RECORDS PROVIDED start

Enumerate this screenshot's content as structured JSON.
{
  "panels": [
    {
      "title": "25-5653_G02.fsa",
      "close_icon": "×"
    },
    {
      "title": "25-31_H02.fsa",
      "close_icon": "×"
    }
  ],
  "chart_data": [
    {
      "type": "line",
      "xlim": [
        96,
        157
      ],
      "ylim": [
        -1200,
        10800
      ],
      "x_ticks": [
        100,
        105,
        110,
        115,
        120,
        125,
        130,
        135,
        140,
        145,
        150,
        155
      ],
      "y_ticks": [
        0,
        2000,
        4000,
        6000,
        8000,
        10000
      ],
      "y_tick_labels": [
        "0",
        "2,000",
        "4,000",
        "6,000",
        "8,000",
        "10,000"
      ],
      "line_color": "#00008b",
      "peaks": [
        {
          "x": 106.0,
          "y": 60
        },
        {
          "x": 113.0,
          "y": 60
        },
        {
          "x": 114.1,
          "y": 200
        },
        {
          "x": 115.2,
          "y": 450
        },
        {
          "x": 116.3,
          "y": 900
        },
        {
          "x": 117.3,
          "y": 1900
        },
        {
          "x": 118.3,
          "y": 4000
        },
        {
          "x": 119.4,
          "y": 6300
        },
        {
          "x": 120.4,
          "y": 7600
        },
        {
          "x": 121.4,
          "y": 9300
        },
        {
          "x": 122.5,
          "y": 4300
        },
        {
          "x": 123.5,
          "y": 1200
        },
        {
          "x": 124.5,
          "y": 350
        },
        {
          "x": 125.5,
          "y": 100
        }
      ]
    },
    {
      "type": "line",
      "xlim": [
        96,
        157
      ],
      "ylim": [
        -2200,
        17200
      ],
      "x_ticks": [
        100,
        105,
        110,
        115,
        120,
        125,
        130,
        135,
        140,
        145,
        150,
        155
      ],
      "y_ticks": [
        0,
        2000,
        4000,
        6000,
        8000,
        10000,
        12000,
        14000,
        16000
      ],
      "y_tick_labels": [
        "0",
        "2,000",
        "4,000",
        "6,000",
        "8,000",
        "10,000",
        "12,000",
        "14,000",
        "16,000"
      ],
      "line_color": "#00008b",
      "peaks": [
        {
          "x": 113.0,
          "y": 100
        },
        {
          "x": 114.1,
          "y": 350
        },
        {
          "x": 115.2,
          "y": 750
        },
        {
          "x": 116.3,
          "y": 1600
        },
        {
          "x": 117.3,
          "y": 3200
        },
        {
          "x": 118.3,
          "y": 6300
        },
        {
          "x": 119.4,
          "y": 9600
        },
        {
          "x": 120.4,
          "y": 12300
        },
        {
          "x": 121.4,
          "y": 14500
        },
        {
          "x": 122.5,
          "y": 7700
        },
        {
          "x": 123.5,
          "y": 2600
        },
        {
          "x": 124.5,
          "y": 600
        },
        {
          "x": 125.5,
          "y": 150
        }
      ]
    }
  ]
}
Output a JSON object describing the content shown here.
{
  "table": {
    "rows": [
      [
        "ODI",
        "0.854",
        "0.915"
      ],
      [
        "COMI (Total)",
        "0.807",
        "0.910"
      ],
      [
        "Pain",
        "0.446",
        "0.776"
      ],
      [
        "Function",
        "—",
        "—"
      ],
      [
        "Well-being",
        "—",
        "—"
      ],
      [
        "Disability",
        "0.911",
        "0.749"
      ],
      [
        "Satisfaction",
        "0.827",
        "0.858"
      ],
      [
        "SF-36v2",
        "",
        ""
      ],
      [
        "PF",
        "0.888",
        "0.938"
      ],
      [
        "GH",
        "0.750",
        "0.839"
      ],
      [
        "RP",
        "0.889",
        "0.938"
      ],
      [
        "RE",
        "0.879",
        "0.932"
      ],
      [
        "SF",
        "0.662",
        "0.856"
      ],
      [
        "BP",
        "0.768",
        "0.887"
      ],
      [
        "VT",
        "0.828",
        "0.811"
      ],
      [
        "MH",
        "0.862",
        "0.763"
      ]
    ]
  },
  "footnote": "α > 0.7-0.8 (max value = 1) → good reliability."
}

RECORDS PROVIDED end

Write out the entire listing exactly.

Enumerate this screenshot's content as structured JSON.
{
  "panels": [
    {
      "title": "25-5653_G02.fsa",
      "close_icon": "×"
    },
    {
      "title": "25-31_H02.fsa",
      "close_icon": "×"
    }
  ],
  "chart_data": [
    {
      "type": "line",
      "xlim": [
        96,
        157
      ],
      "ylim": [
        -1200,
        10800
      ],
      "x_ticks": [
        100,
        105,
        110,
        115,
        120,
        125,
        130,
        135,
        140,
        145,
        150,
        155
      ],
      "y_ticks": [
        0,
        2000,
        4000,
        6000,
        8000,
        10000
      ],
      "y_tick_labels": [
        "0",
        "2,000",
        "4,000",
        "6,000",
        "8,000",
        "10,000"
      ],
      "line_color": "#00008b",
      "peaks": [
        {
          "x": 106.0,
          "y": 60
        },
        {
          "x": 113.0,
          "y": 60
        },
        {
          "x": 114.1,
          "y": 200
        },
        {
          "x": 115.2,
          "y": 450
        },
        {
          "x": 116.3,
          "y": 900
        },
        {
          "x": 117.3,
          "y": 1900
        },
        {
          "x": 118.3,
          "y": 4000
        },
        {
          "x": 119.4,
          "y": 6300
        },
        {
          "x": 120.4,
          "y": 7600
        },
        {
          "x": 121.4,
          "y": 9300
        },
        {
          "x": 122.5,
          "y": 4300
        },
        {
          "x": 123.5,
          "y": 1200
        },
        {
          "x": 124.5,
          "y": 350
        },
        {
          "x": 125.5,
          "y": 100
        }
      ]
    },
    {
      "type": "line",
      "xlim": [
        96,
        157
      ],
      "ylim": [
        -2200,
        17200
      ],
      "x_ticks": [
        100,
        105,
        110,
        115,
        120,
        125,
        130,
        135,
        140,
        145,
        150,
        155
      ],
      "y_ticks": [
        0,
        2000,
        4000,
        6000,
        8000,
        10000,
        12000,
        14000,
        16000
      ],
      "y_tick_labels": [
        "0",
        "2,000",
        "4,000",
        "6,000",
        "8,000",
        "10,000",
        "12,000",
        "14,000",
        "16,000"
      ],
      "line_color": "#00008b",
      "peaks": [
        {
          "x": 113.0,
          "y": 100
        },
        {
          "x": 114.1,
          "y": 350
        },
        {
          "x": 115.2,
          "y": 750
        },
        {
          "x": 116.3,
          "y": 1600
        },
        {
          "x": 117.3,
          "y": 3200
        },
        {
          "x": 118.3,
          "y": 6300
        },
        {
          "x": 119.4,
          "y": 9600
        },
        {
          "x": 120.4,
          "y": 12300
        },
        {
          "x": 121.4,
          "y": 14500
        },
        {
          "x": 122.5,
          "y": 7700
        },
        {
          "x": 123.5,
          "y": 2600
        },
        {
          "x": 124.5,
          "y": 600
        },
        {
          "x": 125.5,
          "y": 150
        }
      ]
    }
  ]
}
Output a JSON object describing the content shown here.
{
  "table": {
    "rows": [
      [
        "ODI",
        "0.854",
        "0.915"
      ],
      [
        "COMI (Total)",
        "0.807",
        "0.910"
      ],
      [
        "Pain",
        "0.446",
        "0.776"
      ],
      [
        "Function",
        "—",
        "—"
      ],
      [
        "Well-being",
        "—",
        "—"
      ],
      [
        "Disability",
        "0.911",
        "0.749"
      ],
      [
        "Satisfaction",
        "0.827",
        "0.858"
      ],
      [
        "SF-36v2",
        "",
        ""
      ],
      [
        "PF",
        "0.888",
        "0.938"
      ],
      [
        "GH",
        "0.750",
        "0.839"
      ],
      [
        "RP",
        "0.889",
        "0.938"
      ],
      [
        "RE",
        "0.879",
        "0.932"
      ],
      [
        "SF",
        "0.662",
        "0.856"
      ],
      [
        "BP",
        "0.768",
        "0.887"
      ],
      [
        "VT",
        "0.828",
        "0.811"
      ],
      [
        "MH",
        "0.862",
        "0.763"
      ]
    ]
  },
  "footnote": "α > 0.7-0.8 (max value = 1) → good reliability."
}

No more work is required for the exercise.